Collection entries
- - -

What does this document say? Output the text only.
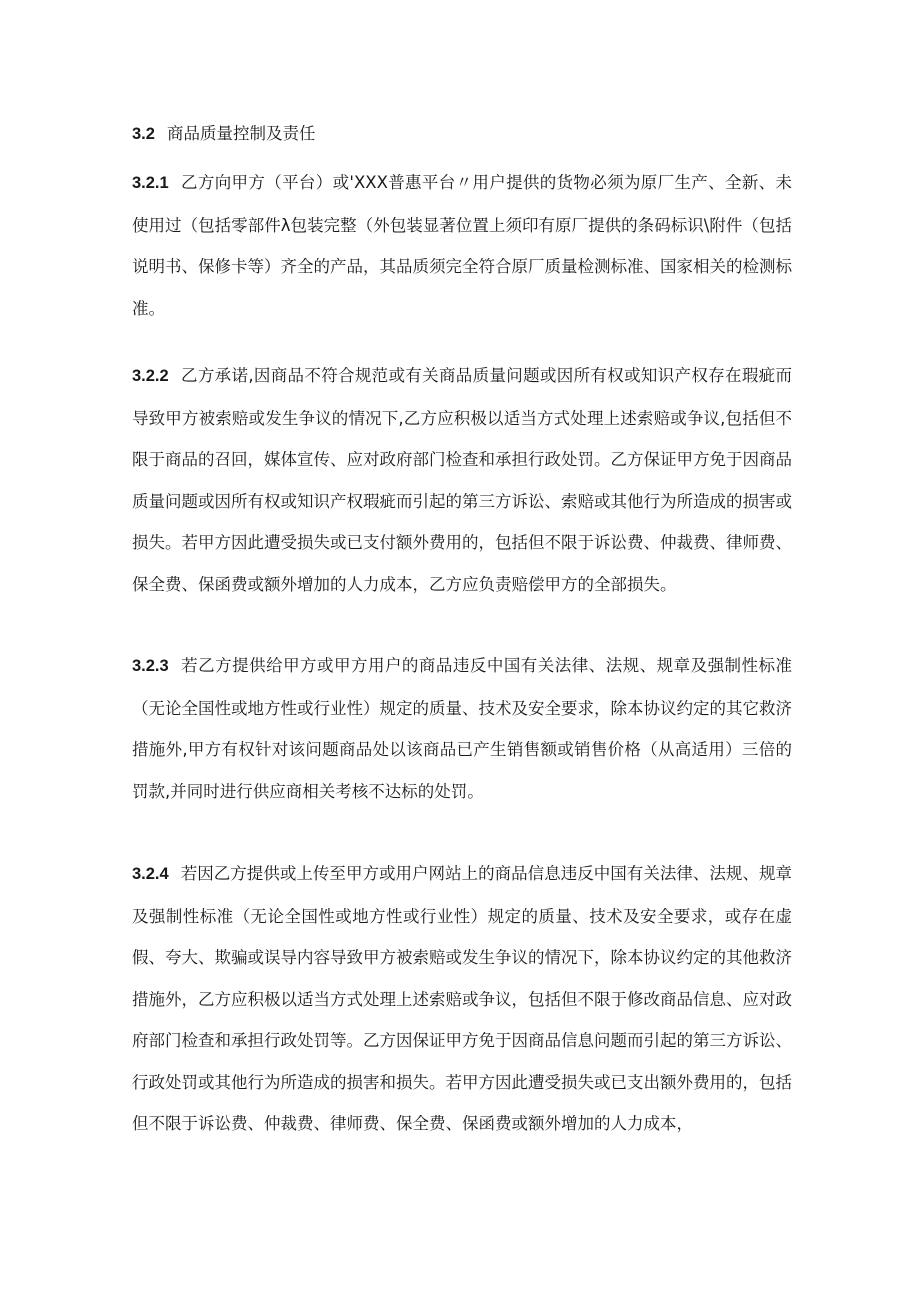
3.2 商品质量控制及责任
3.2.1 乙方向甲方（平台）或'XXX普惠平台〃用户提供的货物必须为原厂生产、全新、未使用过（包括零部件λ包装完整（外包装显著位置上须印有原厂提供的条码标识\附件（包括说明书、保修卡等）齐全的产品，其品质须完全符合原厂质量检测标准、国家相关的检测标准。
3.2.2 乙方承诺,因商品不符合规范或有关商品质量问题或因所有权或知识产权存在瑕疵而导致甲方被索赔或发生争议的情况下,乙方应积极以适当方式处理上述索赔或争议,包括但不限于商品的召回，媒体宣传、应对政府部门检查和承担行政处罚。乙方保证甲方免于因商品质量问题或因所有权或知识产权瑕疵而引起的第三方诉讼、索赔或其他行为所造成的损害或损失。若甲方因此遭受损失或已支付额外费用的，包括但不限于诉讼费、仲裁费、律师费、保全费、保函费或额外增加的人力成本，乙方应负责赔偿甲方的全部损失。
3.2.3 若乙方提供给甲方或甲方用户的商品违反中国有关法律、法规、规章及强制性标准（无论全国性或地方性或行业性）规定的质量、技术及安全要求，除本协议约定的其它救济措施外,甲方有权针对该问题商品处以该商品已产生销售额或销售价格（从高适用）三倍的罚款,并同时进行供应商相关考核不达标的处罚。
3.2.4 若因乙方提供或上传至甲方或用户网站上的商品信息违反中国有关法律、法规、规章及强制性标准（无论全国性或地方性或行业性）规定的质量、技术及安全要求，或存在虚假、夸大、欺骗或误导内容导致甲方被索赔或发生争议的情况下，除本协议约定的其他救济措施外，乙方应积极以适当方式处理上述索赔或争议，包括但不限于修改商品信息、应对政府部门检查和承担行政处罚等。乙方因保证甲方免于因商品信息问题而引起的第三方诉讼、行政处罚或其他行为所造成的损害和损失。若甲方因此遭受损失或已支出额外费用的，包括但不限于诉讼费、仲裁费、律师费、保全费、保函费或额外增加的人力成本，
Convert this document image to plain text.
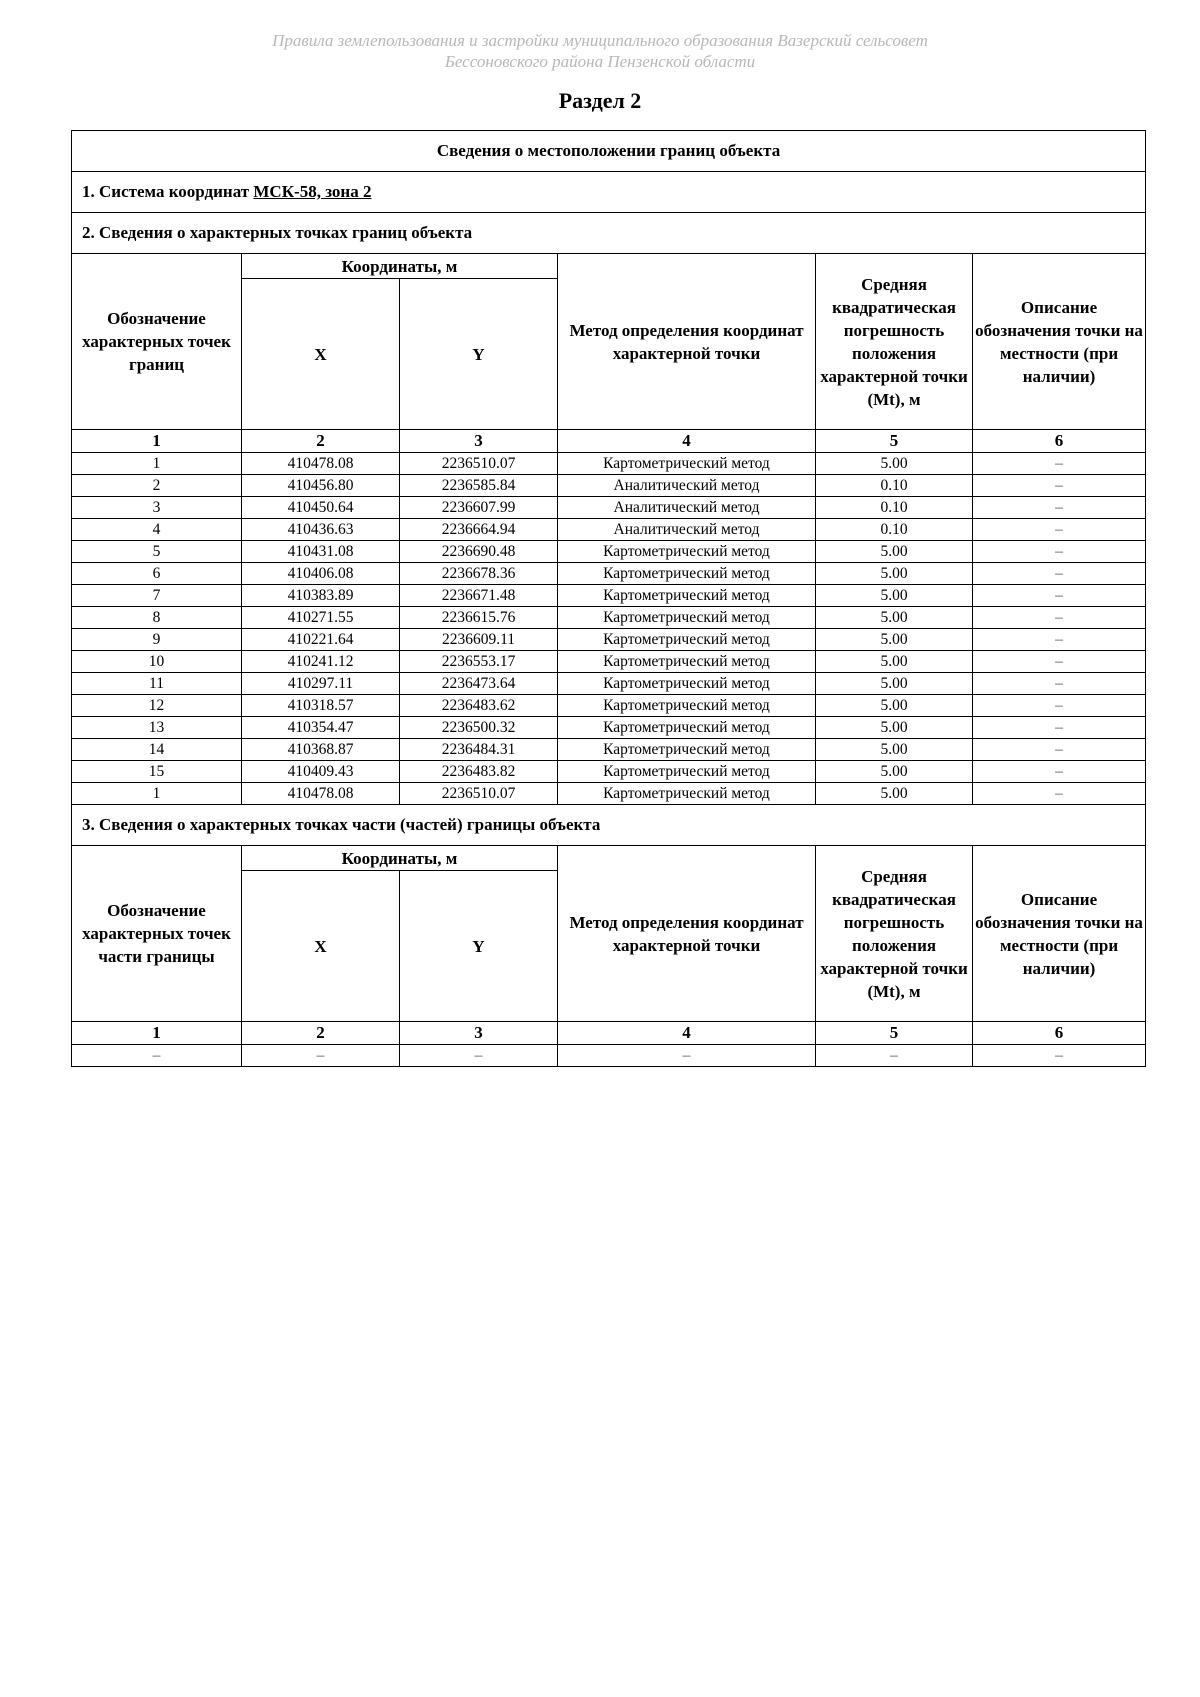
Правила землепользования и застройки муниципального образования Вазерский сельсовет
Бессоновского района Пензенской области
Раздел 2
Сведения о местоположении границ объекта					
1. Система координат МСК-58, зона 2					
2. Сведения о характерных точках границ объекта					
Обозначение характерных точек границ	Координаты, м		Метод определения координат характерной точки	Средняя квадратическая погрешность положения характерной точки (Mt), м	Описание обозначения точки на местности (при наличии)
	X	Y			
1	2	3	4	5	6
1	410478.08	2236510.07	Картометрический метод	5.00	–
2	410456.80	2236585.84	Аналитический метод	0.10	–
3	410450.64	2236607.99	Аналитический метод	0.10	–
4	410436.63	2236664.94	Аналитический метод	0.10	–
5	410431.08	2236690.48	Картометрический метод	5.00	–
6	410406.08	2236678.36	Картометрический метод	5.00	–
7	410383.89	2236671.48	Картометрический метод	5.00	–
8	410271.55	2236615.76	Картометрический метод	5.00	–
9	410221.64	2236609.11	Картометрический метод	5.00	–
10	410241.12	2236553.17	Картометрический метод	5.00	–
11	410297.11	2236473.64	Картометрический метод	5.00	–
12	410318.57	2236483.62	Картометрический метод	5.00	–
13	410354.47	2236500.32	Картометрический метод	5.00	–
14	410368.87	2236484.31	Картометрический метод	5.00	–
15	410409.43	2236483.82	Картометрический метод	5.00	–
1	410478.08	2236510.07	Картометрический метод	5.00	–
3. Сведения о характерных точках части (частей) границы объекта					
Обозначение характерных точек части границы	Координаты, м		Метод определения координат характерной точки	Средняя квадратическая погрешность положения характерной точки (Mt), м	Описание обозначения точки на местности (при наличии)
	X	Y			
1	2	3	4	5	6
–	–	–	–	–	–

- - -

__Task statement__
All lines in the data that contain the word "无论全国性或地方性或行业性" should be copied.

__Response to the exercise__
3.2.3 若乙方提供给甲方或甲方用户的商品违反中国有关法律、法规、规章及强制性标准（无论全国性或地方性或行业性）规定的质量、技术及安全要求，除本协议约定的其它救济措施外,甲方有权针对该问题商品处以该商品已产生销售额或销售价格（从高适用）三倍的罚款,并同时进行供应商相关考核不达标的处罚。
3.2.4 若因乙方提供或上传至甲方或用户网站上的商品信息违反中国有关法律、法规、规章及强制性标准（无论全国性或地方性或行业性）规定的质量、技术及安全要求，或存在虚假、夸大、欺骗或误导内容导致甲方被索赔或发生争议的情况下，除本协议约定的其他救济措施外，乙方应积极以适当方式处理上述索赔或争议，包括但不限于修改商品信息、应对政府部门检查和承担行政处罚等。乙方因保证甲方免于因商品信息问题而引起的第三方诉讼、行政处罚或其他行为所造成的损害和损失。若甲方因此遭受损失或已支出额外费用的，包括但不限于诉讼费、仲裁费、律师费、保全费、保函费或额外增加的人力成本，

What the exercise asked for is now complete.